(Dataset items)
++++

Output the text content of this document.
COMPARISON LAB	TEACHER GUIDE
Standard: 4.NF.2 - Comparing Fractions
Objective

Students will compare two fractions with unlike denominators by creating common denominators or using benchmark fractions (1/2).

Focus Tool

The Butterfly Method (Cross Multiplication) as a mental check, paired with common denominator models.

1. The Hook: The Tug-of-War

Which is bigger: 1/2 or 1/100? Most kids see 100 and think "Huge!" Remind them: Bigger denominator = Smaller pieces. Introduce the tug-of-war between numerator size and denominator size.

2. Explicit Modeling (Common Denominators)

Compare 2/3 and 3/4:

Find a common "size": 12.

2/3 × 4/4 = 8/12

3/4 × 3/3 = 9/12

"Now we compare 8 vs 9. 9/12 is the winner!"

++++

*WHAT IS BEING ASKED*
Locate the word "with" in the records and collect each line it appears in.

*SOLUTION BELOW*
Students will compare two fractions with unlike denominators by creating common denominators or using benchmark fractions (1/2).
The Butterfly Method (Cross Multiplication) as a mental check, paired with common denominator models.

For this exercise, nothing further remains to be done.